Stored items

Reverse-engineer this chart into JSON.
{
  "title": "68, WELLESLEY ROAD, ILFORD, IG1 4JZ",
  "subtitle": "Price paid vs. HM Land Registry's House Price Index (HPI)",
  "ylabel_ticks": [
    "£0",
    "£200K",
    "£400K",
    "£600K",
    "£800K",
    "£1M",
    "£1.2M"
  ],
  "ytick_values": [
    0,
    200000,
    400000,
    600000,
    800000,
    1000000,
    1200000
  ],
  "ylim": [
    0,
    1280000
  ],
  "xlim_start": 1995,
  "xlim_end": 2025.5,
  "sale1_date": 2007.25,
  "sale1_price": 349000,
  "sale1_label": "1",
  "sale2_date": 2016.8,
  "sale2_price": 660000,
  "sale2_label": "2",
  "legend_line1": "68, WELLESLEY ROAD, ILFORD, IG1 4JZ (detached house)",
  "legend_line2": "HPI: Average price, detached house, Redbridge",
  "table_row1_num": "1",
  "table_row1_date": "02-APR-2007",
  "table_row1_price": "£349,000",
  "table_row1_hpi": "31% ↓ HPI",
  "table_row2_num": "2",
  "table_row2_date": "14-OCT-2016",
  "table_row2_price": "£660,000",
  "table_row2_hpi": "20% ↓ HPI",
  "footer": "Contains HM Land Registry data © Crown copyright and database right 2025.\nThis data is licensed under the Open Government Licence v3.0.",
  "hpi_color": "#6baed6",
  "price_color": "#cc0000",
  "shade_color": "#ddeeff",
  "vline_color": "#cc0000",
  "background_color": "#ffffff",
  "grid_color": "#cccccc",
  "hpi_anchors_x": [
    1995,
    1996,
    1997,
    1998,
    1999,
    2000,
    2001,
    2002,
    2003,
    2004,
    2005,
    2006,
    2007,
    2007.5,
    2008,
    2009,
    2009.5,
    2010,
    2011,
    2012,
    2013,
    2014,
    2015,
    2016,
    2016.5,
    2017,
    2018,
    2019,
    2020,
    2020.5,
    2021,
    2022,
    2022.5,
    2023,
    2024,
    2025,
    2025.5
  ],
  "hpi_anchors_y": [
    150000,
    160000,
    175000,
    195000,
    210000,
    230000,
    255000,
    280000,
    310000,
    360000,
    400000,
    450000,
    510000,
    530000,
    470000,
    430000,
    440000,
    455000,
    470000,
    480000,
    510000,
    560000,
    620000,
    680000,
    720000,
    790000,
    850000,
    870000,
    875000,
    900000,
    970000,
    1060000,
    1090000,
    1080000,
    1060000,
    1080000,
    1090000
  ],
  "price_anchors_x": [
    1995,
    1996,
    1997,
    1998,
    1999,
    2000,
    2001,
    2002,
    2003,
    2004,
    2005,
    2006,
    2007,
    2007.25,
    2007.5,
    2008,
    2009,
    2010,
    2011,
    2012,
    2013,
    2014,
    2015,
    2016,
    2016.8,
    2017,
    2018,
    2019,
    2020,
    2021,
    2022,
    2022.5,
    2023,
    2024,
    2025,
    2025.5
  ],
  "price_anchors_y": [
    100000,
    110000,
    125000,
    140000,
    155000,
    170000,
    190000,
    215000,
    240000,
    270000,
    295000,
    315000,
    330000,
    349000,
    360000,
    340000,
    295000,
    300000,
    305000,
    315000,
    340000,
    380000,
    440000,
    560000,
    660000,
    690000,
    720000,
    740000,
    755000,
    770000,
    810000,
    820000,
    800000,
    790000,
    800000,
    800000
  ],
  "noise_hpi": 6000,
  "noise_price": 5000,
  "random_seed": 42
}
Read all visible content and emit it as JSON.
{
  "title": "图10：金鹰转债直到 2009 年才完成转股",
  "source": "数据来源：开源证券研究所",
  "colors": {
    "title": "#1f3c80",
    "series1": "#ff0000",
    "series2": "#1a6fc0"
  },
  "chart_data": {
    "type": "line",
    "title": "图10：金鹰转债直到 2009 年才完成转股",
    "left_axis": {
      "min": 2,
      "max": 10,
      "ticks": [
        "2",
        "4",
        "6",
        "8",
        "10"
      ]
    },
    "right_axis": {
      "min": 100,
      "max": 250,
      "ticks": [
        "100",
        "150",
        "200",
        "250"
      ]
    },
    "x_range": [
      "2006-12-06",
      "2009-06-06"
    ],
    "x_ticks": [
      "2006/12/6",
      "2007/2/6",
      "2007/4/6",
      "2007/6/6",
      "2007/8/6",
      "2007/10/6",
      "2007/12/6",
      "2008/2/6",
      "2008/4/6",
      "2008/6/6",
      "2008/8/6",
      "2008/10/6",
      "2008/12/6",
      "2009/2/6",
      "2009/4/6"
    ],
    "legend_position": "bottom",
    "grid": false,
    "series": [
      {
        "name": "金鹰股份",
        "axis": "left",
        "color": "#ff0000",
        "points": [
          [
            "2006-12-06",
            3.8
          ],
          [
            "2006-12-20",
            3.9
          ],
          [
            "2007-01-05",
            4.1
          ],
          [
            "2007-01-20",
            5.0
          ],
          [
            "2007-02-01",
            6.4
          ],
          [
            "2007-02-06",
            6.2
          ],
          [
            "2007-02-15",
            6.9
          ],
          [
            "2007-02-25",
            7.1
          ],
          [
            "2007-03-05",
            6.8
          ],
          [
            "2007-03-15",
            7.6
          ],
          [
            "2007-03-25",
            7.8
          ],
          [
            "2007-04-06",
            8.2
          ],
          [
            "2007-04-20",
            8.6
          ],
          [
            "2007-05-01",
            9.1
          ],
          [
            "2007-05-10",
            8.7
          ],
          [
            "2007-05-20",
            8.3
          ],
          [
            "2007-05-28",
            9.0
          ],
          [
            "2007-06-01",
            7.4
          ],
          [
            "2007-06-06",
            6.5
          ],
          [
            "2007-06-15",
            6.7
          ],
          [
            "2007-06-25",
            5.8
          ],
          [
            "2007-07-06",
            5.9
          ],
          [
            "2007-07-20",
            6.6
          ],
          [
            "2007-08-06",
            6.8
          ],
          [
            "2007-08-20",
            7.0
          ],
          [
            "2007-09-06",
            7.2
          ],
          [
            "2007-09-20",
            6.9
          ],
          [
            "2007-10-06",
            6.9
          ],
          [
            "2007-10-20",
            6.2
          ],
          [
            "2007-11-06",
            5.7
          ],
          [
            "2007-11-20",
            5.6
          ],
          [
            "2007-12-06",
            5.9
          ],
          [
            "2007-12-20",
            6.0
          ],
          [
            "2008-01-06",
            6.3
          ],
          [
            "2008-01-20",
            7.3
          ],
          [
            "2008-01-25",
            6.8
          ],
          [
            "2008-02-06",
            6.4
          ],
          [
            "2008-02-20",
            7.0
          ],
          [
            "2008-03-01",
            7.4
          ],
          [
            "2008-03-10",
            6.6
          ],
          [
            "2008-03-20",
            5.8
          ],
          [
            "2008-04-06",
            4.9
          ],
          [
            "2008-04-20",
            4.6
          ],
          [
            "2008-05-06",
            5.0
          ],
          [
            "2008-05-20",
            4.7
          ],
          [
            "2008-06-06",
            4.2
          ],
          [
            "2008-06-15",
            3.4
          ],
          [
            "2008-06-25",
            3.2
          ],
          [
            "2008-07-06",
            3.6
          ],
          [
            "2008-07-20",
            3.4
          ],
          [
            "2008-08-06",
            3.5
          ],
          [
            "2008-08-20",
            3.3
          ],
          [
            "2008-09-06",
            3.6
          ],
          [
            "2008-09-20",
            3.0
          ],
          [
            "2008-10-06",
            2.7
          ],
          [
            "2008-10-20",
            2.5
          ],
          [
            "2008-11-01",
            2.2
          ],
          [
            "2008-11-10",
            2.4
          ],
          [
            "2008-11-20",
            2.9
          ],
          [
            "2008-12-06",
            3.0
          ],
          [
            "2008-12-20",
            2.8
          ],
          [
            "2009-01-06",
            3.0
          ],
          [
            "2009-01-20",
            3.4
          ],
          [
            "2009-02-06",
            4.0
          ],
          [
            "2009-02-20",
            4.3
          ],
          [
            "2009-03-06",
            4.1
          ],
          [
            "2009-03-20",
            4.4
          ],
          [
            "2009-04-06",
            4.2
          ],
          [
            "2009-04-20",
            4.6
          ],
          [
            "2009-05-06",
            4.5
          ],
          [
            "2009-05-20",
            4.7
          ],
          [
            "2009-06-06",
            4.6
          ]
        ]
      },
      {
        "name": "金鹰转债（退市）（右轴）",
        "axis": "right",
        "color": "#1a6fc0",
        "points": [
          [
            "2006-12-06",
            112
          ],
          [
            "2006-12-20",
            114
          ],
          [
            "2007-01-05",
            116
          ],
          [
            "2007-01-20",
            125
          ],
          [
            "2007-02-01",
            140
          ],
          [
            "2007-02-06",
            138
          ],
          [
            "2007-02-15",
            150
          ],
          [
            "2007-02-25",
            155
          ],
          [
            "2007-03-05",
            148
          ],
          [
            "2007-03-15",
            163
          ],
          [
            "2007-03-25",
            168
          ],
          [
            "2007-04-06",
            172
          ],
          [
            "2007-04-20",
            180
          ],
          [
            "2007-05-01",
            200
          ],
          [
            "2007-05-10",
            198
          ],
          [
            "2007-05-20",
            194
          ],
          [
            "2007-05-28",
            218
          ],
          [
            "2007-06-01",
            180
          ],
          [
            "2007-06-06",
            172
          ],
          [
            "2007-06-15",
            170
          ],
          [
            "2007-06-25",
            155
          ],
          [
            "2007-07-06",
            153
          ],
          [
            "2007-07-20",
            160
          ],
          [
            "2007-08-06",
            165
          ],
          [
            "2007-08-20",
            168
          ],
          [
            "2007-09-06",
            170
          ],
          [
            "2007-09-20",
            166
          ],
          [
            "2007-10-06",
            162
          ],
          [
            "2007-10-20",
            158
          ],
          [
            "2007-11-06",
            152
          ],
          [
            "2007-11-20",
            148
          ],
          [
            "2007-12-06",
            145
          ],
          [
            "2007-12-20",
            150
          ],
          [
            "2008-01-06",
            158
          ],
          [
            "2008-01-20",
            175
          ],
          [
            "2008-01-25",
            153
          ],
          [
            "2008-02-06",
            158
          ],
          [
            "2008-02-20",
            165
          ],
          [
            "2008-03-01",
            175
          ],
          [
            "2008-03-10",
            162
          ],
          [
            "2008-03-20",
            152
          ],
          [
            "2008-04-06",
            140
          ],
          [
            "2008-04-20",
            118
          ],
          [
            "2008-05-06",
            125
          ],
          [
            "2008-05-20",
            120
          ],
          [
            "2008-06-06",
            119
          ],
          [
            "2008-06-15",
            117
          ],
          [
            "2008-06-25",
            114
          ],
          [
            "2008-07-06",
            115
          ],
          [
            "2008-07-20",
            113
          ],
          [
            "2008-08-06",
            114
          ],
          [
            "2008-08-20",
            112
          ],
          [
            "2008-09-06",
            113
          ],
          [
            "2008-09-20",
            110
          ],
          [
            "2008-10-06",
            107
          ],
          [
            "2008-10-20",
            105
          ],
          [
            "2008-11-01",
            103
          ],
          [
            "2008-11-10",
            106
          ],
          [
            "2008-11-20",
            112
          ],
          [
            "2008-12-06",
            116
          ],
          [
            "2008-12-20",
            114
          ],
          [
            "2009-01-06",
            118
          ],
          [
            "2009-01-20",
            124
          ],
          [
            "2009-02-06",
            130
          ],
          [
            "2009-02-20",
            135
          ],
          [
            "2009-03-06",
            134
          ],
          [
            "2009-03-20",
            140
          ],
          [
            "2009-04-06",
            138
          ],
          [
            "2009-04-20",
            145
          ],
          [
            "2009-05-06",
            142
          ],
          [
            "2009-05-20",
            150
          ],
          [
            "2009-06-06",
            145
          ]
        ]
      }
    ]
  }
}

YOUR TASK
Return, from the data, each line that has the word "JSON" in it.

RESULT OF THE EXERCISE
Reverse-engineer this chart into JSON.
Read all visible content and emit it as JSON.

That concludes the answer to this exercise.